WHAT IS ASKED: The material below should be written out in full and exactly; pictures stay out of the copy.

RECORDED DATA:

####################

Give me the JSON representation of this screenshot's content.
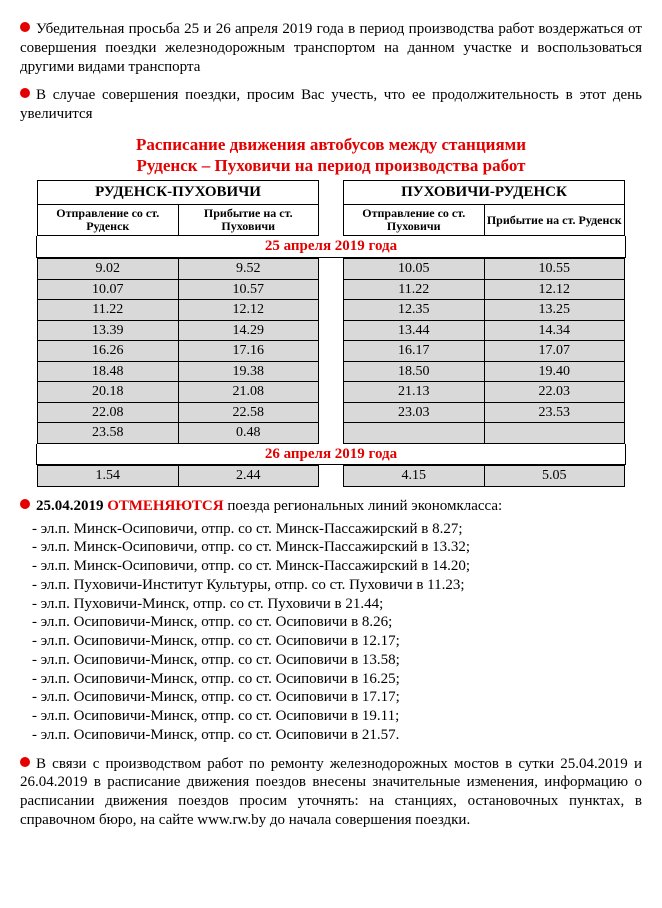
{
  "para1": "Убедительная просьба 25 и 26 апреля 2019 года в период производства работ воздержаться от совершения поездки железнодорожным транспортом на данном участке и воспользоваться другими видами транспорта",
  "para2": "В случае совершения поездки, просим Вас учесть, что ее продолжительность в этот день увеличится",
  "sched_title_l1": "Расписание движения автобусов между станциями",
  "sched_title_l2": "Руденск – Пуховичи на период производства работ",
  "left": {
    "dir": "РУДЕНСК-ПУХОВИЧИ",
    "col1": "Отправление со ст. Руденск",
    "col2": "Прибытие на ст. Пуховичи"
  },
  "right": {
    "dir": "ПУХОВИЧИ-РУДЕНСК",
    "col1": "Отправление со ст. Пуховичи",
    "col2": "Прибытие на ст. Руденск"
  },
  "date1": "25 апреля 2019 года",
  "date2": "26 апреля 2019 года",
  "rows_left_d1": [
    [
      "9.02",
      "9.52"
    ],
    [
      "10.07",
      "10.57"
    ],
    [
      "11.22",
      "12.12"
    ],
    [
      "13.39",
      "14.29"
    ],
    [
      "16.26",
      "17.16"
    ],
    [
      "18.48",
      "19.38"
    ],
    [
      "20.18",
      "21.08"
    ],
    [
      "22.08",
      "22.58"
    ],
    [
      "23.58",
      "0.48"
    ]
  ],
  "rows_right_d1": [
    [
      "10.05",
      "10.55"
    ],
    [
      "11.22",
      "12.12"
    ],
    [
      "12.35",
      "13.25"
    ],
    [
      "13.44",
      "14.34"
    ],
    [
      "16.17",
      "17.07"
    ],
    [
      "18.50",
      "19.40"
    ],
    [
      "21.13",
      "22.03"
    ],
    [
      "23.03",
      "23.53"
    ]
  ],
  "rows_left_d2": [
    [
      "1.54",
      "2.44"
    ]
  ],
  "rows_right_d2": [
    [
      "4.15",
      "5.05"
    ]
  ],
  "cancel_intro_date": "25.04.2019",
  "cancel_word": "ОТМЕНЯЮТСЯ",
  "cancel_intro_tail": " поезда региональных линий экономкласса:",
  "cancel_items": [
    "- эл.п. Минск-Осиповичи, отпр. со ст. Минск-Пассажирский в 8.27;",
    "- эл.п. Минск-Осиповичи, отпр. со ст. Минск-Пассажирский в 13.32;",
    "- эл.п. Минск-Осиповичи, отпр. со ст. Минск-Пассажирский в 14.20;",
    "- эл.п. Пуховичи-Институт Культуры, отпр. со ст. Пуховичи в 11.23;",
    "- эл.п. Пуховичи-Минск, отпр. со ст. Пуховичи в 21.44;",
    "- эл.п. Осиповичи-Минск, отпр. со ст. Осиповичи в 8.26;",
    "- эл.п. Осиповичи-Минск, отпр. со ст. Осиповичи в 12.17;",
    "- эл.п. Осиповичи-Минск, отпр. со ст. Осиповичи в 13.58;",
    "- эл.п. Осиповичи-Минск, отпр. со ст. Осиповичи в 16.25;",
    "- эл.п. Осиповичи-Минск, отпр. со ст. Осиповичи в 17.17;",
    "- эл.п. Осиповичи-Минск, отпр. со ст. Осиповичи в 19.11;",
    "- эл.п. Осиповичи-Минск, отпр. со ст. Осиповичи в 21.57."
  ],
  "footer_pre": "В связи с производством работ по ремонту железнодорожных мостов в сутки 25.04.2019 и 26.04.2019 в расписание движения поездов внесены значительные изменения, информацию о расписании движения поездов просим уточнять: на станциях, остановочных пунктах, в справочном бюро, на сайте ",
  "footer_link": "www.rw.by",
  "footer_post": " до начала совершения поездки."
}
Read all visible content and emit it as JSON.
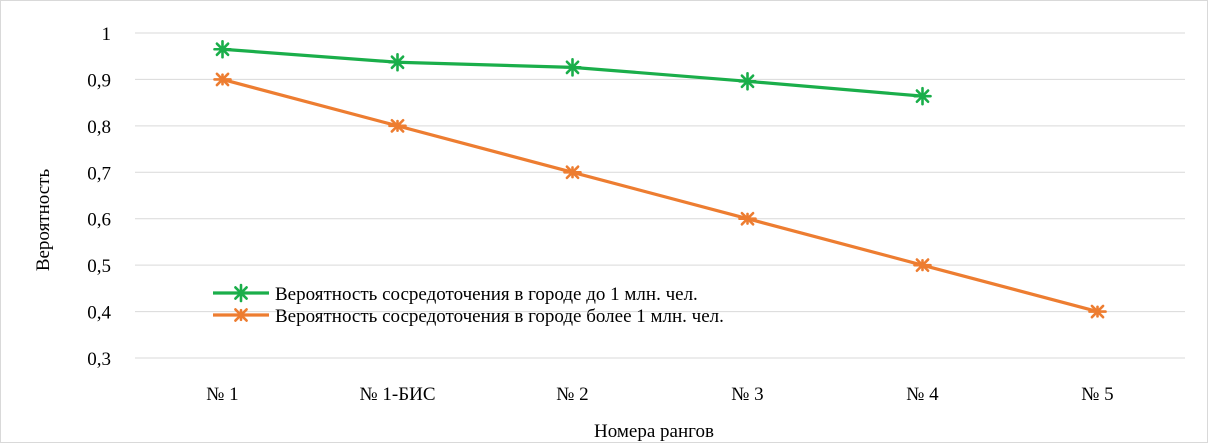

####################

WRITTEN ANSWER:
Give me the JSON representation of this screenshot's content.
{
  "para1": "Убедительная просьба 25 и 26 апреля 2019 года в период производства работ воздержаться от совершения поездки железнодорожным транспортом на данном участке и воспользоваться другими видами транспорта",
  "para2": "В случае совершения поездки, просим Вас учесть, что ее продолжительность в этот день увеличится",
  "sched_title_l1": "Расписание движения автобусов между станциями",
  "sched_title_l2": "Руденск – Пуховичи на период производства работ",
  "left": {
    "dir": "РУДЕНСК-ПУХОВИЧИ",
    "col1": "Отправление со ст. Руденск",
    "col2": "Прибытие на ст. Пуховичи"
  },
  "right": {
    "dir": "ПУХОВИЧИ-РУДЕНСК",
    "col1": "Отправление со ст. Пуховичи",
    "col2": "Прибытие на ст. Руденск"
  },
  "date1": "25 апреля 2019 года",
  "date2": "26 апреля 2019 года",
  "rows_left_d1": [
    [
      "9.02",
      "9.52"
    ],
    [
      "10.07",
      "10.57"
    ],
    [
      "11.22",
      "12.12"
    ],
    [
      "13.39",
      "14.29"
    ],
    [
      "16.26",
      "17.16"
    ],
    [
      "18.48",
      "19.38"
    ],
    [
      "20.18",
      "21.08"
    ],
    [
      "22.08",
      "22.58"
    ],
    [
      "23.58",
      "0.48"
    ]
  ],
  "rows_right_d1": [
    [
      "10.05",
      "10.55"
    ],
    [
      "11.22",
      "12.12"
    ],
    [
      "12.35",
      "13.25"
    ],
    [
      "13.44",
      "14.34"
    ],
    [
      "16.17",
      "17.07"
    ],
    [
      "18.50",
      "19.40"
    ],
    [
      "21.13",
      "22.03"
    ],
    [
      "23.03",
      "23.53"
    ]
  ],
  "rows_left_d2": [
    [
      "1.54",
      "2.44"
    ]
  ],
  "rows_right_d2": [
    [
      "4.15",
      "5.05"
    ]
  ],
  "cancel_intro_date": "25.04.2019",
  "cancel_word": "ОТМЕНЯЮТСЯ",
  "cancel_intro_tail": " поезда региональных линий экономкласса:",
  "cancel_items": [
    "- эл.п. Минск-Осиповичи, отпр. со ст. Минск-Пассажирский в 8.27;",
    "- эл.п. Минск-Осиповичи, отпр. со ст. Минск-Пассажирский в 13.32;",
    "- эл.п. Минск-Осиповичи, отпр. со ст. Минск-Пассажирский в 14.20;",
    "- эл.п. Пуховичи-Институт Культуры, отпр. со ст. Пуховичи в 11.23;",
    "- эл.п. Пуховичи-Минск, отпр. со ст. Пуховичи в 21.44;",
    "- эл.п. Осиповичи-Минск, отпр. со ст. Осиповичи в 8.26;",
    "- эл.п. Осиповичи-Минск, отпр. со ст. Осиповичи в 12.17;",
    "- эл.п. Осиповичи-Минск, отпр. со ст. Осиповичи в 13.58;",
    "- эл.п. Осиповичи-Минск, отпр. со ст. Осиповичи в 16.25;",
    "- эл.п. Осиповичи-Минск, отпр. со ст. Осиповичи в 17.17;",
    "- эл.п. Осиповичи-Минск, отпр. со ст. Осиповичи в 19.11;",
    "- эл.п. Осиповичи-Минск, отпр. со ст. Осиповичи в 21.57."
  ],
  "footer_pre": "В связи с производством работ по ремонту железнодорожных мостов в сутки 25.04.2019 и 26.04.2019 в расписание движения поездов внесены значительные изменения, информацию о расписании движения поездов просим уточнять: на станциях, остановочных пунктах, в справочном бюро, на сайте ",
  "footer_link": "www.rw.by",
  "footer_post": " до начала совершения поездки."
}
Read all visible content and emit it as JSON.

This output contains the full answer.